What you need to do: Check each line of the records below for the word "address" and copy those where it appears.

START Record extracts

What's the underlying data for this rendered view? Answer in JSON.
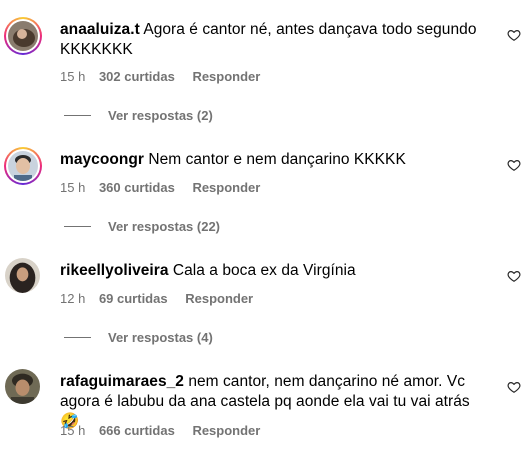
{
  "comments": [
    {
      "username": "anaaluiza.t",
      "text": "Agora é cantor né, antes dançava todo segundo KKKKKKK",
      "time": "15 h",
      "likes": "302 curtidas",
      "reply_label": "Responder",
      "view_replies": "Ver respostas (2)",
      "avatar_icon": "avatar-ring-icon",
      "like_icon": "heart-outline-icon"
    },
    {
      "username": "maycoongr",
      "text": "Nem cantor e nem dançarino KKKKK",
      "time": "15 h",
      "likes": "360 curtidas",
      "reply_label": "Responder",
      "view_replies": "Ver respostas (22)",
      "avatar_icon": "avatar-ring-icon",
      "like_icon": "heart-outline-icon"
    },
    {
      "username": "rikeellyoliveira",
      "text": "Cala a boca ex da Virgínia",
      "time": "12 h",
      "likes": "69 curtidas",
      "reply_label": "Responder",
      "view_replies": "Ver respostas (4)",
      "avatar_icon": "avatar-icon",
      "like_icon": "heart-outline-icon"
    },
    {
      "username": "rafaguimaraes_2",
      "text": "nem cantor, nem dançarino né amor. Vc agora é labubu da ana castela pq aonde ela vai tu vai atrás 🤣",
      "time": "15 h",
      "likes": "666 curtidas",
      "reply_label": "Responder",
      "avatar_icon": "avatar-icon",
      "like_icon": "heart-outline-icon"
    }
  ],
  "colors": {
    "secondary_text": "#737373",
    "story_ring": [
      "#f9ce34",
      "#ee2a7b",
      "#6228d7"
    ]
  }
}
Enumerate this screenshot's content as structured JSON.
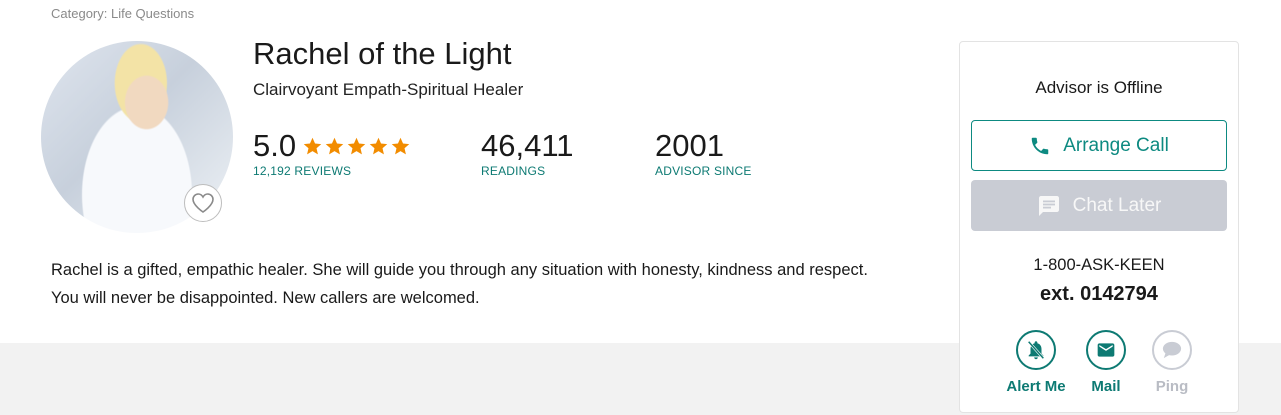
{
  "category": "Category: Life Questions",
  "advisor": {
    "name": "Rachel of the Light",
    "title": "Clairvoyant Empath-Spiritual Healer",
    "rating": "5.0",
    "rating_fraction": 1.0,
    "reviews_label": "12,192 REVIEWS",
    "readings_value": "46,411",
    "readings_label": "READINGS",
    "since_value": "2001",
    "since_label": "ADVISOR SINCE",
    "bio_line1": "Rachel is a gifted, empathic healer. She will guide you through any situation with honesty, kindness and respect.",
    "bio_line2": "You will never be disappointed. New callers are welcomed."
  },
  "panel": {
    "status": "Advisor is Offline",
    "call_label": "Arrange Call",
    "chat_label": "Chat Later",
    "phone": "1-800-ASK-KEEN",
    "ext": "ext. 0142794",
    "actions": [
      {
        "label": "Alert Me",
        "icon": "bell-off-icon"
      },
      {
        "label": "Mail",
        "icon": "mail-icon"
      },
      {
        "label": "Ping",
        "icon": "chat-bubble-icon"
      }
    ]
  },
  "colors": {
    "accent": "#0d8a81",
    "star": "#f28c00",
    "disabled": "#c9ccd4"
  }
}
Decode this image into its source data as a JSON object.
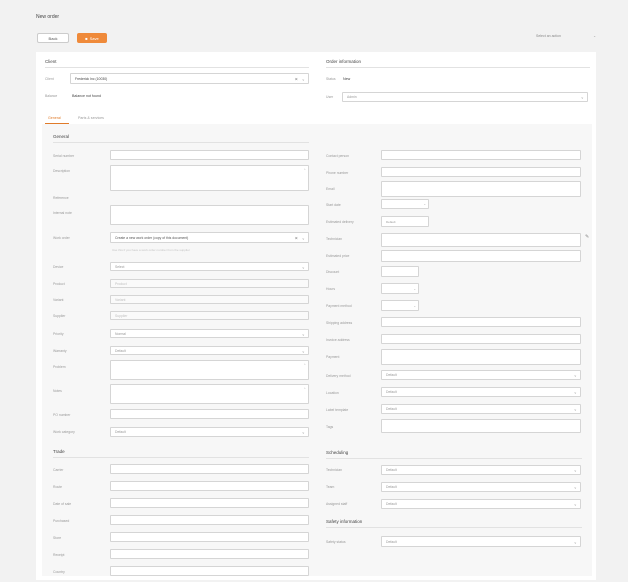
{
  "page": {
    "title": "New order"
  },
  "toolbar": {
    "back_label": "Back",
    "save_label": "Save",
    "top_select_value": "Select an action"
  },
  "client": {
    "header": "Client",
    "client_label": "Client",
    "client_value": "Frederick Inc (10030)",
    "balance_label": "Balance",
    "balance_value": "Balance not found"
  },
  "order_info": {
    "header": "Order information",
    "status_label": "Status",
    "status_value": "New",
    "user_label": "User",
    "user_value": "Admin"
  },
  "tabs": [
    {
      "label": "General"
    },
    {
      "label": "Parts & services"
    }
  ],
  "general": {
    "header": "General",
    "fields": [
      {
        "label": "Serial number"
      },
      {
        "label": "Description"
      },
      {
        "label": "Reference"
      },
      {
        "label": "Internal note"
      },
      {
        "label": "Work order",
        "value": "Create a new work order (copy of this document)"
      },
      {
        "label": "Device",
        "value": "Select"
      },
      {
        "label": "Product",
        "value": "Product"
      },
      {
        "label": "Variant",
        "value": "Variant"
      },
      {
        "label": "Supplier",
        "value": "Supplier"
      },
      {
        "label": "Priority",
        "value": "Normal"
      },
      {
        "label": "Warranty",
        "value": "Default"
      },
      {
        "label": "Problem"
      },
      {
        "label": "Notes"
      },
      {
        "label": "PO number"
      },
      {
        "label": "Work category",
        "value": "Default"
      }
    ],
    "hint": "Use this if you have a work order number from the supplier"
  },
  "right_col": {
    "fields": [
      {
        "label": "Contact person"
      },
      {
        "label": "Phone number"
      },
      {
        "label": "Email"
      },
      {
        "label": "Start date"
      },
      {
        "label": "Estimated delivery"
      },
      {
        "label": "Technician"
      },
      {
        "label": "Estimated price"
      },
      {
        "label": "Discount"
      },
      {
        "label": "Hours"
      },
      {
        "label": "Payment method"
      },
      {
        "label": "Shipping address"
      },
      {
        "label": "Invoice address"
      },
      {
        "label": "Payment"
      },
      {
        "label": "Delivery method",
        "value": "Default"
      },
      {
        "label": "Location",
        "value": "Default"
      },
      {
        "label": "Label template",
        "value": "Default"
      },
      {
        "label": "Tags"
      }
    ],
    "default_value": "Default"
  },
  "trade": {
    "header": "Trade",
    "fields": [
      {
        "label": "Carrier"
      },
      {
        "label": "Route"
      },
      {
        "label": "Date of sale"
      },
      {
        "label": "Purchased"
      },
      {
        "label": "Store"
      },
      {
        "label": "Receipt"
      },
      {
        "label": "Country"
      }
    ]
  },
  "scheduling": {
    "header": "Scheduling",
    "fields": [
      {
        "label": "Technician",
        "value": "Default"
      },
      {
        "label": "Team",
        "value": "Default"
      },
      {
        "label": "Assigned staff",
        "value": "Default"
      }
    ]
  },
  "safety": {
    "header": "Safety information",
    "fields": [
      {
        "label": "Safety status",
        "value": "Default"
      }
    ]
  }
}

END Record extracts

Solution:
        "label": "Shipping address"
        "label": "Invoice address"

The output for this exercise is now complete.